Document =>
[START]

Most food courts are deserted in the afternoon. Perhaps what they need to do is similar to what was done in Dublin, and make the food court 50% airside.

Lowering the charges in the short term car park would also encourage people to spend.
€1 spent in a car park goes directly into the pockets of the airport.

€1 spent in a coffee shop - maybe only 5c to 10c goes into the pockets of the airport.


The deliberate decision to discourage meeters and greeters to visit the airport by not including a viewing area
Ryan, I doubt that anyone took a deliberate decision to discourage meeters and greeters.

The era of meeters and greeters in Ireland has long gone. The last time I was in Shannon I poped up to the viewing gallery, and spent 30 minutes up there on a phone conversation, and I was the only person using the viewing gallery at the time - this was a weekend summer morning, and the airport was, for once, 'busy'.


cork, it lost €14 million in 2011
Thats over €10 per departing passenger.

I think it will also depend how aggressive the DAA would want to be in using Cork to compete with Shannon once it leaves the DAA group. Look at London, LGW has been very aggressively marketed and does seem to be hurting STN, but also LHR to a lesser extent. It will be interesting to see how the DAA will compete with SNN.
The DAA is still owned by the same person that owns Shannon, so you may find that DAA is forced by its shareholder to go easy on the west coast. I'm not sure if there is much more to be gained from Shannon in Cork. The Shannon European market is basically gone, and the UK routes are quite well established, usually by the same carrier operating the routes in Cork. Competition works both ways, so expect SNN to push hard for Wizz for example.

Airports need to be aggressive with ancillary revenue. In my opinion there is significant room for growth of Duty Free and retail spend at ORK.
Brian - thats a very easy sentance to say,

but the reality of a recession means that people don't spend.

Starbucks and Subway are gone, the food court closes early
Means too many Catering options.

as does duty free
Means that its not profitable to keep it open. More space = more staff = more construction costs.

[END]

Your instructions => According to the airport discussion, how much money did Cork lose in 2011?

Data entries =>
[START]

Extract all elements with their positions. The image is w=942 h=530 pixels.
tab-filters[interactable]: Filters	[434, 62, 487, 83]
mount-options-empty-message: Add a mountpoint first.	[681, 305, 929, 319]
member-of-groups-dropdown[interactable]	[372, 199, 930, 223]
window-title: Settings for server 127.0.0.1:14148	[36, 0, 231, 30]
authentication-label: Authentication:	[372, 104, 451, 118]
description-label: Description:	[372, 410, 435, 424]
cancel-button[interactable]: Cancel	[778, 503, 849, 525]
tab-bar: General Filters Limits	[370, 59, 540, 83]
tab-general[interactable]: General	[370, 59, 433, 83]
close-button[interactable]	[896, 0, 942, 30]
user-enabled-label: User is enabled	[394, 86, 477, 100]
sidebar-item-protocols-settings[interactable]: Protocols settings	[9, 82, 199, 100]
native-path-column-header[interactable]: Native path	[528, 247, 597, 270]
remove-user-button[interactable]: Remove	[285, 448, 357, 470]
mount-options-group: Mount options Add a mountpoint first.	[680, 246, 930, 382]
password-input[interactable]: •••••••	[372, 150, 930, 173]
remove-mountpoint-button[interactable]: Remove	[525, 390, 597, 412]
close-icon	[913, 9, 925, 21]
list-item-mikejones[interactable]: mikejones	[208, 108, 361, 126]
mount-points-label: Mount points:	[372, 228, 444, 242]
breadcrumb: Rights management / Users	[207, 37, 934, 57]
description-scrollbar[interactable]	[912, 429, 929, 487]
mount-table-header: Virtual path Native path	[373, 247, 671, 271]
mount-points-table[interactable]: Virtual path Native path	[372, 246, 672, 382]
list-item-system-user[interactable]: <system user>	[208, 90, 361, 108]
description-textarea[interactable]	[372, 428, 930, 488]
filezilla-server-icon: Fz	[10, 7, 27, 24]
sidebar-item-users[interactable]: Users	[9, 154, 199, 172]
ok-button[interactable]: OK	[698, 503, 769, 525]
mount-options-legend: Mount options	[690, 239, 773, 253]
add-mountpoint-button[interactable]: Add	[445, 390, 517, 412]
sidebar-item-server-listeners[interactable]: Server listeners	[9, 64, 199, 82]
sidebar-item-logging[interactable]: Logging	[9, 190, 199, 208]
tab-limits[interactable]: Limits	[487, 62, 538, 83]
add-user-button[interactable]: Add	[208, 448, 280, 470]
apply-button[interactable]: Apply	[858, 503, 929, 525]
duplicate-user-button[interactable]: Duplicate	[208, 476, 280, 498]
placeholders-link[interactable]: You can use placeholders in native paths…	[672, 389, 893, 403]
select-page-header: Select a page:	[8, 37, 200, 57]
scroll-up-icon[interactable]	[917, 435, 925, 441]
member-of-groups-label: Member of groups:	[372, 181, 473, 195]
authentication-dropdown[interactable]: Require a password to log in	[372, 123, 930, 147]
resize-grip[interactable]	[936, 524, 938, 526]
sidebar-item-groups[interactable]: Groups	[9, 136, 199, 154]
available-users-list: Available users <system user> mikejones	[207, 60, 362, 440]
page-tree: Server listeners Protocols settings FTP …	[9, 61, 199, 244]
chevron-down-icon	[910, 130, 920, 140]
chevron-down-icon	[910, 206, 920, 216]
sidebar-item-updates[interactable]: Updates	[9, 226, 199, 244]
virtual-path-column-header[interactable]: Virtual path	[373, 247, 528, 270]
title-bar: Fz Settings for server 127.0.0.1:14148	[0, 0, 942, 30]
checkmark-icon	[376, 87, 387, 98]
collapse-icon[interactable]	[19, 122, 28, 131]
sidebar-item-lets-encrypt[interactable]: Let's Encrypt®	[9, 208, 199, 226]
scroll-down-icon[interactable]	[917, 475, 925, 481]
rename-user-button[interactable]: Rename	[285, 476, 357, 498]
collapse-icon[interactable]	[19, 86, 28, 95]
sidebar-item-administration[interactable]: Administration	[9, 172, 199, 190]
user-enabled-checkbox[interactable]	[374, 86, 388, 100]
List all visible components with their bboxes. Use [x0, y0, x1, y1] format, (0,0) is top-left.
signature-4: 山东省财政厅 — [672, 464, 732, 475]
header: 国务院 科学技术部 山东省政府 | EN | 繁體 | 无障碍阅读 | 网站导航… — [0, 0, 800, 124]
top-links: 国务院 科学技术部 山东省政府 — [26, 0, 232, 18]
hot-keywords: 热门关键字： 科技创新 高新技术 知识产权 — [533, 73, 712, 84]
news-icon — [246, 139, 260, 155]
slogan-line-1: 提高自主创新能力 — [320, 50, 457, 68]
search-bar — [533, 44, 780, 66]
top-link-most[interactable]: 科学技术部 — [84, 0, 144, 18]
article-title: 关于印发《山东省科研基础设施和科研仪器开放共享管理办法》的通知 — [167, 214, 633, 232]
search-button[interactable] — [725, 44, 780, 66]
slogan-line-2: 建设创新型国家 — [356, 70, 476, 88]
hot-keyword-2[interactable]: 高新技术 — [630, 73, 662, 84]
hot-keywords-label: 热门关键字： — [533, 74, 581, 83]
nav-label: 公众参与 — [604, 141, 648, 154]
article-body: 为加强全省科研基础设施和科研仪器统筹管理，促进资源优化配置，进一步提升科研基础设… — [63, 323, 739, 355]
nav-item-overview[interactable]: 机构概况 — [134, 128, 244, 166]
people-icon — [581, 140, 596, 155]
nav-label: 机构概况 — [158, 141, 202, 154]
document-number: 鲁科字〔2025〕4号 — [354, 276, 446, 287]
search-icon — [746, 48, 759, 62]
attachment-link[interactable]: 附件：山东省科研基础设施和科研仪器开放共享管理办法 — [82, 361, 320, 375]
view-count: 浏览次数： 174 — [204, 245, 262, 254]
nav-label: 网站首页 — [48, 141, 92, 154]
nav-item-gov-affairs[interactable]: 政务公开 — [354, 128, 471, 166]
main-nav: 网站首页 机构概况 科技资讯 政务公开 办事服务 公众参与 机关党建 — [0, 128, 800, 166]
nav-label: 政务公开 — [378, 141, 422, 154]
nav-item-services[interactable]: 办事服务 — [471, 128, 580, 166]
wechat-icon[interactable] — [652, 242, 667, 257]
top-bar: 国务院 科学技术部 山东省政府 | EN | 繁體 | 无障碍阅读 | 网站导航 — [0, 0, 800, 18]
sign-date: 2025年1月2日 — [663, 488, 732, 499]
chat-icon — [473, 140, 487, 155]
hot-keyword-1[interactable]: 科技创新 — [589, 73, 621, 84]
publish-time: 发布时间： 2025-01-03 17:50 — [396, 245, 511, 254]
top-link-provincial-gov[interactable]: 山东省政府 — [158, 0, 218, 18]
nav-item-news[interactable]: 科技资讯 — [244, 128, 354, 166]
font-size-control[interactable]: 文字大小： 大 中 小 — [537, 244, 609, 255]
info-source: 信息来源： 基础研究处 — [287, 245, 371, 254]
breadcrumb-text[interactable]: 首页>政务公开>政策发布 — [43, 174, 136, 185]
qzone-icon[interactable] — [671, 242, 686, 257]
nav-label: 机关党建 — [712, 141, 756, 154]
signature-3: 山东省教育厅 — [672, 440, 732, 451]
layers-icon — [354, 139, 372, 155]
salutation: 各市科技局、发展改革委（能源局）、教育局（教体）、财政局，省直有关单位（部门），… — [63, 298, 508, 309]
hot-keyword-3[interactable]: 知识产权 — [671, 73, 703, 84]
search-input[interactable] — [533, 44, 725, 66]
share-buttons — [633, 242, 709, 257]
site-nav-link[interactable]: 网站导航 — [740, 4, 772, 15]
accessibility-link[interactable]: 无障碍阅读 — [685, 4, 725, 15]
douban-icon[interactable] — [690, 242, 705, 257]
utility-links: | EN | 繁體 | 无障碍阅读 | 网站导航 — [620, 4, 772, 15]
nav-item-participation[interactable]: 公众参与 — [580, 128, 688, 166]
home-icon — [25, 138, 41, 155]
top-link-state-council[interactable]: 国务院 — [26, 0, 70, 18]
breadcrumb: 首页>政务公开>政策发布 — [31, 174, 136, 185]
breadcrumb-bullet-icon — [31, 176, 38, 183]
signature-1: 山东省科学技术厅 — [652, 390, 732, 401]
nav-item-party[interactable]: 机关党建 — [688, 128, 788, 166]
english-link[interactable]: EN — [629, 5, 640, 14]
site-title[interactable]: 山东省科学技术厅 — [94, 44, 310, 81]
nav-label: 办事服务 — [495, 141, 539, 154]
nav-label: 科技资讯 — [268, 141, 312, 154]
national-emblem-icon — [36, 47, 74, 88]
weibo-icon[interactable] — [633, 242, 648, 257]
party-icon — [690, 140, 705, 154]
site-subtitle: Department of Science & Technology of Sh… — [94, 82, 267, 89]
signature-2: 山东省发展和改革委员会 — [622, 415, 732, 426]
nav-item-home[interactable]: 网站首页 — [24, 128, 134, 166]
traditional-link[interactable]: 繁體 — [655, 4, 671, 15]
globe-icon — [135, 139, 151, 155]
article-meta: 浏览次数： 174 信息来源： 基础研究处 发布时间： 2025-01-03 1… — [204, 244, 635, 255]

[END]

Result of the task => €14 million